PROBLEM TO SOLVE: Copy out each line of the material below that holds the string "like".

EXERCISE DATA:

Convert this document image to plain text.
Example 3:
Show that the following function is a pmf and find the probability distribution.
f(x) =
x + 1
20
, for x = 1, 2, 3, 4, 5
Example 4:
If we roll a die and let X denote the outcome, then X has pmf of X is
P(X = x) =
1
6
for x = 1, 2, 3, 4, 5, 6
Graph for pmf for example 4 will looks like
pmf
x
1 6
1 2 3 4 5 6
---
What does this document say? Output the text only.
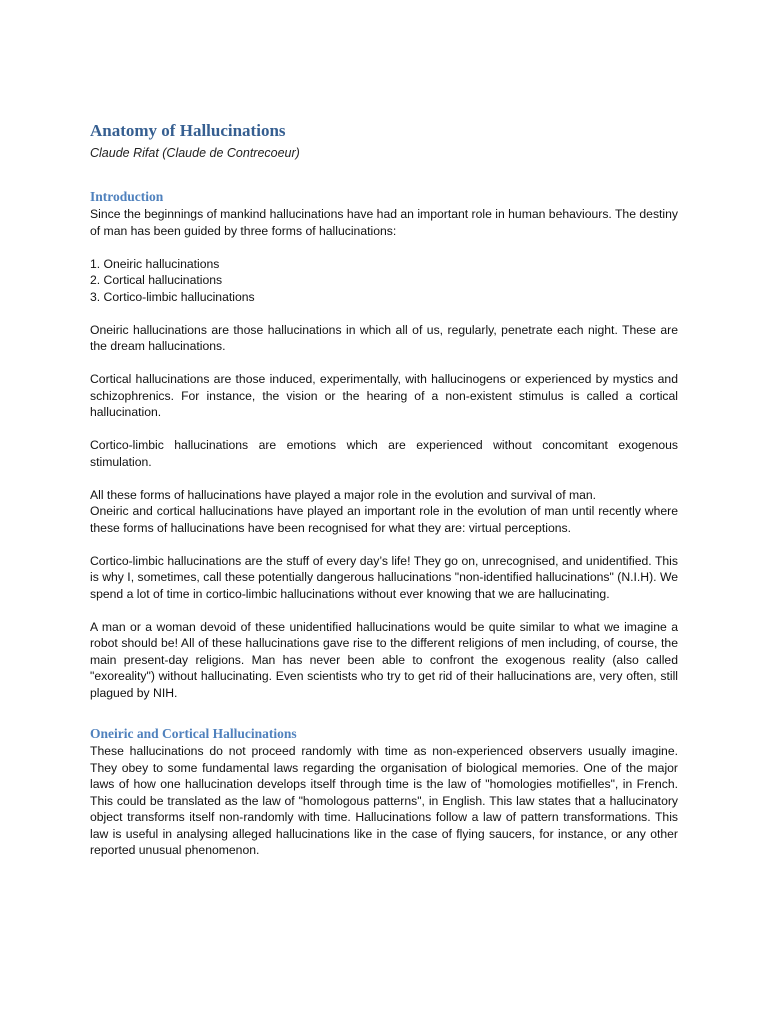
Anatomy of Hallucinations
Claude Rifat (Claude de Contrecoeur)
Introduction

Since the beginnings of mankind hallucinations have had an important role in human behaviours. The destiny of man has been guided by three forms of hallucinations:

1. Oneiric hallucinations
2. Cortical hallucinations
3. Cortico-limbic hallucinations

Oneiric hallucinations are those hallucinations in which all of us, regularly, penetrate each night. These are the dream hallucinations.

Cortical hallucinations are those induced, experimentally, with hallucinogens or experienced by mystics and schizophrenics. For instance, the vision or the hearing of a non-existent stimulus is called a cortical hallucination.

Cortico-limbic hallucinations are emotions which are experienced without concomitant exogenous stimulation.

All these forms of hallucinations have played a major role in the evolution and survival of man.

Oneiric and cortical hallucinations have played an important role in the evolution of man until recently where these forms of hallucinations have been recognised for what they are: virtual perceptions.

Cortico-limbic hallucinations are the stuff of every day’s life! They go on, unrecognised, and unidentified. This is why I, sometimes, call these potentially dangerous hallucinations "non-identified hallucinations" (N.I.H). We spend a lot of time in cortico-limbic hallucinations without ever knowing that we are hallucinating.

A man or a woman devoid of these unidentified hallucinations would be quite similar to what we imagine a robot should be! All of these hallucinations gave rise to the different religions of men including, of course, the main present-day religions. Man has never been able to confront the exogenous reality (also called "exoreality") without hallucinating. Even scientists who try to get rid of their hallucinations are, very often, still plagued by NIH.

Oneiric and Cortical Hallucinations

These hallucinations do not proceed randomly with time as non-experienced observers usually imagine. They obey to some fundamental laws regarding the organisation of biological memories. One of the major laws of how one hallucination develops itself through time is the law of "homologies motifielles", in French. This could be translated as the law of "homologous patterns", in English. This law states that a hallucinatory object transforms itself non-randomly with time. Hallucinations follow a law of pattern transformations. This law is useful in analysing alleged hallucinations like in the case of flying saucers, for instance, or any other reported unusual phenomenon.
==
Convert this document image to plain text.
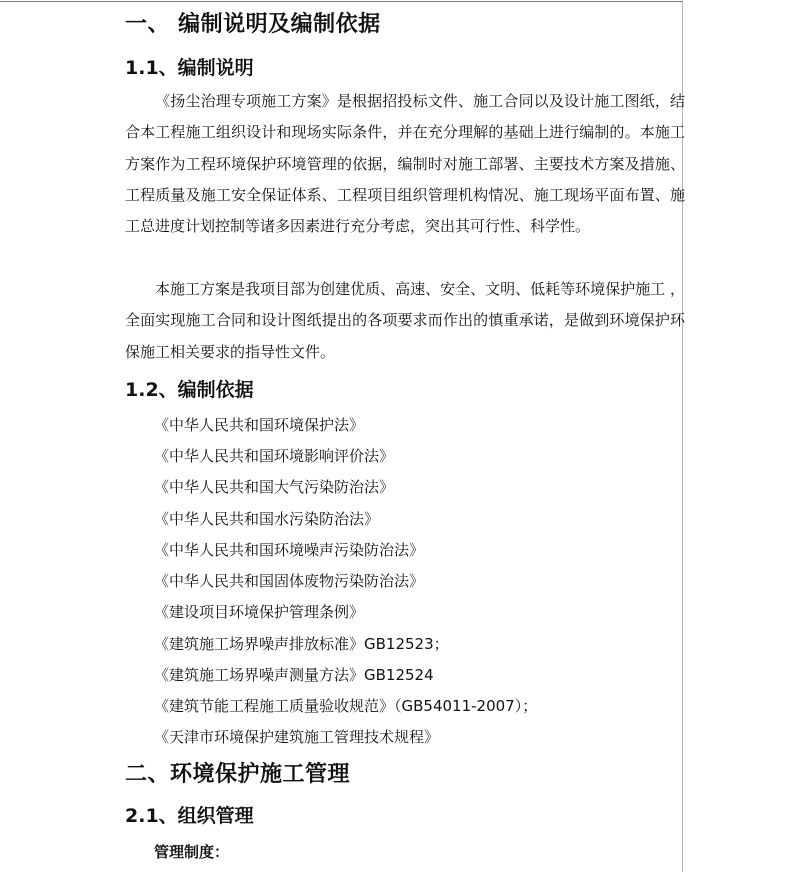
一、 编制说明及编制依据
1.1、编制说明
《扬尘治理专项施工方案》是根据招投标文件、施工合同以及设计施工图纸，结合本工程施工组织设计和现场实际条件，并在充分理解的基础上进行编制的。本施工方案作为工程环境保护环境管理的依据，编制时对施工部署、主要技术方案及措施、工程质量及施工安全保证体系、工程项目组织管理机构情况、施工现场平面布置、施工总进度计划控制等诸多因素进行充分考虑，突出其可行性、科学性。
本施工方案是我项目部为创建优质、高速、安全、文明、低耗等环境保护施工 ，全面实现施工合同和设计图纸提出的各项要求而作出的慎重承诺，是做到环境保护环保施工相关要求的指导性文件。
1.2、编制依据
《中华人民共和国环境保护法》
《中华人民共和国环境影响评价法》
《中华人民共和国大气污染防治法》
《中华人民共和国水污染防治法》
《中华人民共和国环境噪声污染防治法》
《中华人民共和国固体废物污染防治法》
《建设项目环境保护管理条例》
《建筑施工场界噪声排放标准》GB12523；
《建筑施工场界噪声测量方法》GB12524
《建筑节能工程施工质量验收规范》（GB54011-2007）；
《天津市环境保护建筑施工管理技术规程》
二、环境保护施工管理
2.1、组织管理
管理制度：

THE ANSWER:
Graph for pmf for example 4 will looks like
These hallucinations do not proceed randomly with time as non-experienced observers usually imagine. They obey to some fundamental laws regarding the organisation of biological memories. One of the major laws of how one hallucination develops itself through time is the law of "homologies motifielles", in French. This could be translated as the law of "homologous patterns", in English. This law states that a hallucinatory object transforms itself non-randomly with time. Hallucinations follow a law of pattern transformations. This law is useful in analysing alleged hallucinations like in the case of flying saucers, for instance, or any other reported unusual phenomenon.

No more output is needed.